Your objective: Copy all the material below, exactly as it stands.

Records shown:
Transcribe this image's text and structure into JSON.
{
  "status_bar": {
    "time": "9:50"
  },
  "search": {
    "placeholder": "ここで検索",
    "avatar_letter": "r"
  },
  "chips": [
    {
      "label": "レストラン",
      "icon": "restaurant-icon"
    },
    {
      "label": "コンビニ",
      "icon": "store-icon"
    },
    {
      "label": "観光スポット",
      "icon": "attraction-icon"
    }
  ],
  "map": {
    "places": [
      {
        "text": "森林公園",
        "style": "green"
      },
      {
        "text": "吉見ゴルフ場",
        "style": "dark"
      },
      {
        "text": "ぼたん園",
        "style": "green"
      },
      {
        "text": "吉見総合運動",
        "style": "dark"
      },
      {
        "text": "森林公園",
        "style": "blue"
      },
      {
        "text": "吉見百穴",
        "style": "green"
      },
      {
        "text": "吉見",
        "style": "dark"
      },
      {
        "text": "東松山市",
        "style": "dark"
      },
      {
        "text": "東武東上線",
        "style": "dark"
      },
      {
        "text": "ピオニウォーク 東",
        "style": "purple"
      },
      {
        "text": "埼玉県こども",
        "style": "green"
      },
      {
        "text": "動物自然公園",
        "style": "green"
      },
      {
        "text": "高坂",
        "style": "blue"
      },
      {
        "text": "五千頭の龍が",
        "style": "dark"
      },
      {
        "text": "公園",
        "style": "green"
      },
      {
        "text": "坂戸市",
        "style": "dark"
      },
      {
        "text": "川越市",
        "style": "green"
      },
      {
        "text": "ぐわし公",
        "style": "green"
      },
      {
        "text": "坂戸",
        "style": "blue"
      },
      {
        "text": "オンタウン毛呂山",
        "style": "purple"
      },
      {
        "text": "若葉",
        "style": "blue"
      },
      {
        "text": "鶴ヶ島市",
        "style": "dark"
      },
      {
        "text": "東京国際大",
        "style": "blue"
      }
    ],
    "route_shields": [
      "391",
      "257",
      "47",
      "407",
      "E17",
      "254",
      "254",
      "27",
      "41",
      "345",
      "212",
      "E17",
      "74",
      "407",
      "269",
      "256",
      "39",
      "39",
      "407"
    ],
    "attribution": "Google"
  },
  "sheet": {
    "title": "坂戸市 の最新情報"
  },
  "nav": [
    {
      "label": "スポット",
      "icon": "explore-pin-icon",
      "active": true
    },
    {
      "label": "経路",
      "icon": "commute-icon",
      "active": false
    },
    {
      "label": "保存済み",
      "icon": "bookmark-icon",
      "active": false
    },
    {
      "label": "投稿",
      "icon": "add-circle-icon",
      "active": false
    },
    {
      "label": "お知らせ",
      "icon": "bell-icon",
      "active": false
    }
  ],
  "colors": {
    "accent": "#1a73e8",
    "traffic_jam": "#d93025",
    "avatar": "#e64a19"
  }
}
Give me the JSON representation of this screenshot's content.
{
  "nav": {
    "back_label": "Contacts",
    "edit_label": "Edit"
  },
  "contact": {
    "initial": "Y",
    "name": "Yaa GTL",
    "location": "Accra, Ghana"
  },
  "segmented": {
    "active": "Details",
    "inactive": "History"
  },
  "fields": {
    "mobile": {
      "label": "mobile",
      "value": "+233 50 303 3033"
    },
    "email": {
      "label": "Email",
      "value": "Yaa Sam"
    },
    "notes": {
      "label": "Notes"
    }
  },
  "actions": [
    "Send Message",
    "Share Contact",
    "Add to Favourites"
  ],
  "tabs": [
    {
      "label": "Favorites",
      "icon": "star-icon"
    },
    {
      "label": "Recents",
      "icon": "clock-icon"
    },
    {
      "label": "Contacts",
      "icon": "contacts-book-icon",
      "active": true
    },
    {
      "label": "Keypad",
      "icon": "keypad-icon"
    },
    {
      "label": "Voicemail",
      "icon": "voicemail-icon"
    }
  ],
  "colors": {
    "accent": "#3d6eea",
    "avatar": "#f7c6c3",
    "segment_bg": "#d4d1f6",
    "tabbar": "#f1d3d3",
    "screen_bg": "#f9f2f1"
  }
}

Task answer:
Transcribe this image's text and structure into JSON.
{
  "status_bar": {
    "time": "9:50"
  },
  "search": {
    "placeholder": "ここで検索",
    "avatar_letter": "r"
  },
  "chips": [
    {
      "label": "レストラン",
      "icon": "restaurant-icon"
    },
    {
      "label": "コンビニ",
      "icon": "store-icon"
    },
    {
      "label": "観光スポット",
      "icon": "attraction-icon"
    }
  ],
  "map": {
    "places": [
      {
        "text": "森林公園",
        "style": "green"
      },
      {
        "text": "吉見ゴルフ場",
        "style": "dark"
      },
      {
        "text": "ぼたん園",
        "style": "green"
      },
      {
        "text": "吉見総合運動",
        "style": "dark"
      },
      {
        "text": "森林公園",
        "style": "blue"
      },
      {
        "text": "吉見百穴",
        "style": "green"
      },
      {
        "text": "吉見",
        "style": "dark"
      },
      {
        "text": "東松山市",
        "style": "dark"
      },
      {
        "text": "東武東上線",
        "style": "dark"
      },
      {
        "text": "ピオニウォーク 東",
        "style": "purple"
      },
      {
        "text": "埼玉県こども",
        "style": "green"
      },
      {
        "text": "動物自然公園",
        "style": "green"
      },
      {
        "text": "高坂",
        "style": "blue"
      },
      {
        "text": "五千頭の龍が",
        "style": "dark"
      },
      {
        "text": "公園",
        "style": "green"
      },
      {
        "text": "坂戸市",
        "style": "dark"
      },
      {
        "text": "川越市",
        "style": "green"
      },
      {
        "text": "ぐわし公",
        "style": "green"
      },
      {
        "text": "坂戸",
        "style": "blue"
      },
      {
        "text": "オンタウン毛呂山",
        "style": "purple"
      },
      {
        "text": "若葉",
        "style": "blue"
      },
      {
        "text": "鶴ヶ島市",
        "style": "dark"
      },
      {
        "text": "東京国際大",
        "style": "blue"
      }
    ],
    "route_shields": [
      "391",
      "257",
      "47",
      "407",
      "E17",
      "254",
      "254",
      "27",
      "41",
      "345",
      "212",
      "E17",
      "74",
      "407",
      "269",
      "256",
      "39",
      "39",
      "407"
    ],
    "attribution": "Google"
  },
  "sheet": {
    "title": "坂戸市 の最新情報"
  },
  "nav": [
    {
      "label": "スポット",
      "icon": "explore-pin-icon",
      "active": true
    },
    {
      "label": "経路",
      "icon": "commute-icon",
      "active": false
    },
    {
      "label": "保存済み",
      "icon": "bookmark-icon",
      "active": false
    },
    {
      "label": "投稿",
      "icon": "add-circle-icon",
      "active": false
    },
    {
      "label": "お知らせ",
      "icon": "bell-icon",
      "active": false
    }
  ],
  "colors": {
    "accent": "#1a73e8",
    "traffic_jam": "#d93025",
    "avatar": "#e64a19"
  }
}
Give me the JSON representation of this screenshot's content.
{
  "nav": {
    "back_label": "Contacts",
    "edit_label": "Edit"
  },
  "contact": {
    "initial": "Y",
    "name": "Yaa GTL",
    "location": "Accra, Ghana"
  },
  "segmented": {
    "active": "Details",
    "inactive": "History"
  },
  "fields": {
    "mobile": {
      "label": "mobile",
      "value": "+233 50 303 3033"
    },
    "email": {
      "label": "Email",
      "value": "Yaa Sam"
    },
    "notes": {
      "label": "Notes"
    }
  },
  "actions": [
    "Send Message",
    "Share Contact",
    "Add to Favourites"
  ],
  "tabs": [
    {
      "label": "Favorites",
      "icon": "star-icon"
    },
    {
      "label": "Recents",
      "icon": "clock-icon"
    },
    {
      "label": "Contacts",
      "icon": "contacts-book-icon",
      "active": true
    },
    {
      "label": "Keypad",
      "icon": "keypad-icon"
    },
    {
      "label": "Voicemail",
      "icon": "voicemail-icon"
    }
  ],
  "colors": {
    "accent": "#3d6eea",
    "avatar": "#f7c6c3",
    "segment_bg": "#d4d1f6",
    "tabbar": "#f1d3d3",
    "screen_bg": "#f9f2f1"
  }
}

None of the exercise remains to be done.